- _Direction_:
All entries are to be quoted exactly; the images stay out of the copy.
'''
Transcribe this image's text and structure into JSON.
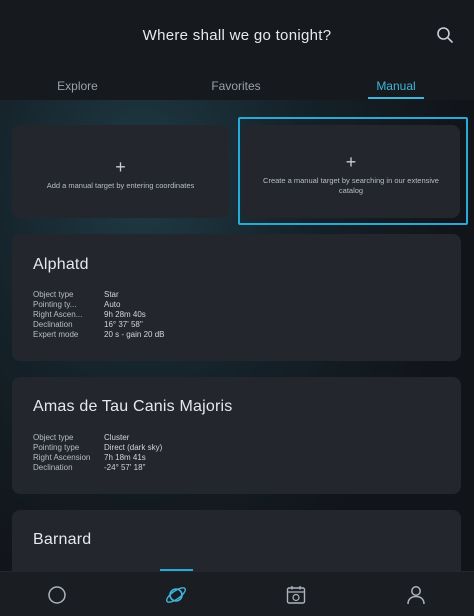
{
  "header": {
    "title": "Where shall we go tonight?",
    "search_icon": "search-icon"
  },
  "tabs": [
    {
      "label": "Explore"
    },
    {
      "label": "Favorites"
    },
    {
      "label": "Manual",
      "active": true
    }
  ],
  "add_cards": [
    {
      "plus": "+",
      "text": "Add a manual target by entering coordinates"
    },
    {
      "plus": "+",
      "text": "Create a manual target by searching in our extensive catalog",
      "selected": true
    }
  ],
  "targets": [
    {
      "name": "Alphatd",
      "props": [
        {
          "key": "Object type",
          "value": "Star"
        },
        {
          "key": "Pointing ty...",
          "value": "Auto"
        },
        {
          "key": "Right Ascen...",
          "value": "9h 28m 40s"
        },
        {
          "key": "Declination",
          "value": "16° 37' 58''"
        },
        {
          "key": "Expert mode",
          "value": "20 s - gain 20 dB"
        }
      ]
    },
    {
      "name": "Amas de Tau Canis Majoris",
      "props": [
        {
          "key": "Object type",
          "value": "Cluster"
        },
        {
          "key": "Pointing type",
          "value": "Direct (dark sky)"
        },
        {
          "key": "Right Ascension",
          "value": "7h 18m 41s"
        },
        {
          "key": "Declination",
          "value": "-24° 57' 18''"
        }
      ]
    },
    {
      "name": "Barnard",
      "props": []
    }
  ],
  "bottom_nav": [
    {
      "icon": "home-circle-icon"
    },
    {
      "icon": "planet-icon",
      "active": true
    },
    {
      "icon": "calendar-icon"
    },
    {
      "icon": "profile-icon"
    }
  ],
  "colors": {
    "accent": "#3fb6dc",
    "card": "#23262d",
    "background": "#111419"
  }
}
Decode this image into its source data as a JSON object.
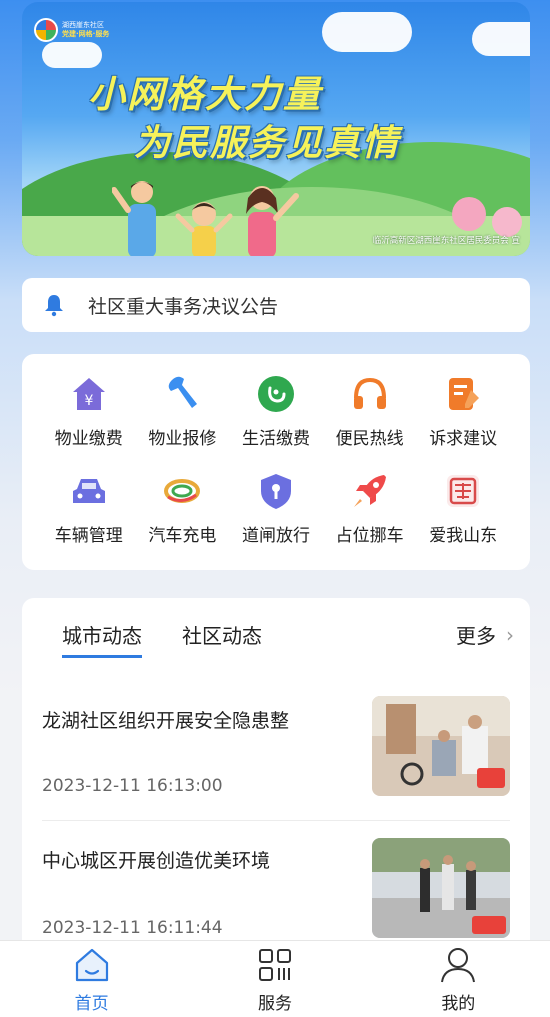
'''
- _Answer to this task_:
Transcribe this image's text and structure into JSON.
{
  "header": {
    "title": "Where shall we go tonight?",
    "search_icon": "search-icon"
  },
  "tabs": [
    {
      "label": "Explore"
    },
    {
      "label": "Favorites"
    },
    {
      "label": "Manual",
      "active": true
    }
  ],
  "add_cards": [
    {
      "plus": "+",
      "text": "Add a manual target by entering coordinates"
    },
    {
      "plus": "+",
      "text": "Create a manual target by searching in our extensive catalog",
      "selected": true
    }
  ],
  "targets": [
    {
      "name": "Alphatd",
      "props": [
        {
          "key": "Object type",
          "value": "Star"
        },
        {
          "key": "Pointing ty...",
          "value": "Auto"
        },
        {
          "key": "Right Ascen...",
          "value": "9h 28m 40s"
        },
        {
          "key": "Declination",
          "value": "16° 37' 58''"
        },
        {
          "key": "Expert mode",
          "value": "20 s - gain 20 dB"
        }
      ]
    },
    {
      "name": "Amas de Tau Canis Majoris",
      "props": [
        {
          "key": "Object type",
          "value": "Cluster"
        },
        {
          "key": "Pointing type",
          "value": "Direct (dark sky)"
        },
        {
          "key": "Right Ascension",
          "value": "7h 18m 41s"
        },
        {
          "key": "Declination",
          "value": "-24° 57' 18''"
        }
      ]
    },
    {
      "name": "Barnard",
      "props": []
    }
  ],
  "bottom_nav": [
    {
      "icon": "home-circle-icon"
    },
    {
      "icon": "planet-icon",
      "active": true
    },
    {
      "icon": "calendar-icon"
    },
    {
      "icon": "profile-icon"
    }
  ],
  "colors": {
    "accent": "#3fb6dc",
    "card": "#23262d",
    "background": "#111419"
  }
}
Decode this image into its source data as a JSON object.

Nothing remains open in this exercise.